(Reading passage Opens)
The subject devices and systems may be provided in the form of a kit for performing the methods of the present invention. The kits may include instructions for using the various devices and systems.
Part C
I. Information Concerning the Descriptions Contained Herein
It is to be understood that the inventions that are the subject of this patent application are not limited to the particular embodiments described, as such may, of course, vary. It is also to be understood that the terminology used herein is for the purpose of describing particular embodiments only, and is not intended to be limiting, since the scope of the present invention will be limited only by the appended claims.
Unless defined otherwise, all technical and scientific terms used herein have the same meaning as commonly understood by one of ordinary skill in the art to which these inventions belong. Although any methods and materials similar or equivalent to those described herein can also be used in the practice or testing of the present inventions, the preferred methods and materials are herein described.
All patents, patent applications, and other publications mentioned herein are hereby incorporated herein by reference in their entireties. The patents, applications, and publications discussed herein are provided solely for their disclosure prior to the filing date of the present application. Nothing herein is to be construed as an admission that the present invention is not entitled to antedate such publication by virtue of prior invention. Further, the dates of publication provided may be different from the actual publication dates which may need to be independently confirmed.
As will be apparent to those of skill in the art upon reading this disclosure, each of the individual embodiments described and illustrated herein has discrete components and features which may be readily separated from or combined with the features of any of the other several embodiments without departing from the scope or spirit of the present inventions.
(Reading passage Closes)
| Exercise directions |
In the patent passage, copy everything from "The subject devices" down to "the appended claims." word for word.
(Given records Opens)
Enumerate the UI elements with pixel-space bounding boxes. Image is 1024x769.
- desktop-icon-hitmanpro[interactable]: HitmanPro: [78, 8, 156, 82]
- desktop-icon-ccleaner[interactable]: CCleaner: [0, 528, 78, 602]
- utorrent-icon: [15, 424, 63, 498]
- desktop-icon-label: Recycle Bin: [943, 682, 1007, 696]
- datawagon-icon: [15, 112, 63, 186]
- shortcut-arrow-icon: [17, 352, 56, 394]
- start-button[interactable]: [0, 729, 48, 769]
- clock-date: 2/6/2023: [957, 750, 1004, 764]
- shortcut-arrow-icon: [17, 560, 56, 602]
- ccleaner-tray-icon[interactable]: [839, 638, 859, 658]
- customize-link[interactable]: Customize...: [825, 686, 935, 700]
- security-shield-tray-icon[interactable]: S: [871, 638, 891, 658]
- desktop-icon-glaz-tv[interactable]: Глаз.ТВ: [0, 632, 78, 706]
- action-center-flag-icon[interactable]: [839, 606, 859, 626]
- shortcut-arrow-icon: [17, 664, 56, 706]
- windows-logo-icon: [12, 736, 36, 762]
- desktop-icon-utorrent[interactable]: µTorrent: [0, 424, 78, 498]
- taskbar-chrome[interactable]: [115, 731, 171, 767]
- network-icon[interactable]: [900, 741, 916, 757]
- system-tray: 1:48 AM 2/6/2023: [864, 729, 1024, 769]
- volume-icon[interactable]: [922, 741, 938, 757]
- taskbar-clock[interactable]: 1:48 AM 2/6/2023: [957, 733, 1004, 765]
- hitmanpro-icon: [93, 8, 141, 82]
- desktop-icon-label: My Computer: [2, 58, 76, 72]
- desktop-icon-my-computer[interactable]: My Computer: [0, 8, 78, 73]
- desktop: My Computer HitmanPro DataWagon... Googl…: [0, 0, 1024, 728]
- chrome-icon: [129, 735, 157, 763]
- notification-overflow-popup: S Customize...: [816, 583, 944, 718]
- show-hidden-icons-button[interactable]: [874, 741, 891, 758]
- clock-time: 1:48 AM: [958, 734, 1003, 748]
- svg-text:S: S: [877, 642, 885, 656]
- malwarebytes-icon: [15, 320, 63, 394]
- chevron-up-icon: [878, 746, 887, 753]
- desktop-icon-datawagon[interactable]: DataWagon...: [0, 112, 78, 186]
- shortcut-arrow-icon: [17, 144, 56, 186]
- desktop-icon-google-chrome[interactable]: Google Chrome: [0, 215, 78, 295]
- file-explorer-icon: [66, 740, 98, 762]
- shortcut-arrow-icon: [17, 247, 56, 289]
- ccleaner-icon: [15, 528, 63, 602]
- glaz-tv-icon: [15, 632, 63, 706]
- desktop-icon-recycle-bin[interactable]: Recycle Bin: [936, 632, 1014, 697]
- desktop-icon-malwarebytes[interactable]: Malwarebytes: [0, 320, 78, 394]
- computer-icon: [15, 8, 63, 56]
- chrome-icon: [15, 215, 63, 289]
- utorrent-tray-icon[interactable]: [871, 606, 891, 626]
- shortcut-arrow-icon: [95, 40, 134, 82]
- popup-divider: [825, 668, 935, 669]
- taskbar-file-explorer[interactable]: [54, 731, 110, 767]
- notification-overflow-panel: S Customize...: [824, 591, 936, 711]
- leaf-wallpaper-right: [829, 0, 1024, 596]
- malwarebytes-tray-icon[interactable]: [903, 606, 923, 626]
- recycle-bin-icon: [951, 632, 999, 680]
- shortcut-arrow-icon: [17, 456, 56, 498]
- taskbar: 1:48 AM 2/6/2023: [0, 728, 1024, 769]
(Given records Closes)
| Solution |
The subject devices and systems may be provided in the form of a kit for performing the methods of the present invention. The kits may include instructions for using the various devices and systems.
Part C
I. Information Concerning the Descriptions Contained Herein
It is to be understood that the inventions that are the subject of this patent application are not limited to the particular embodiments described, as such may, of course, vary. It is also to be understood that the terminology used herein is for the purpose of describing particular embodiments only, and is not intended to be limiting, since the scope of the present invention will be limited only by the appended claims.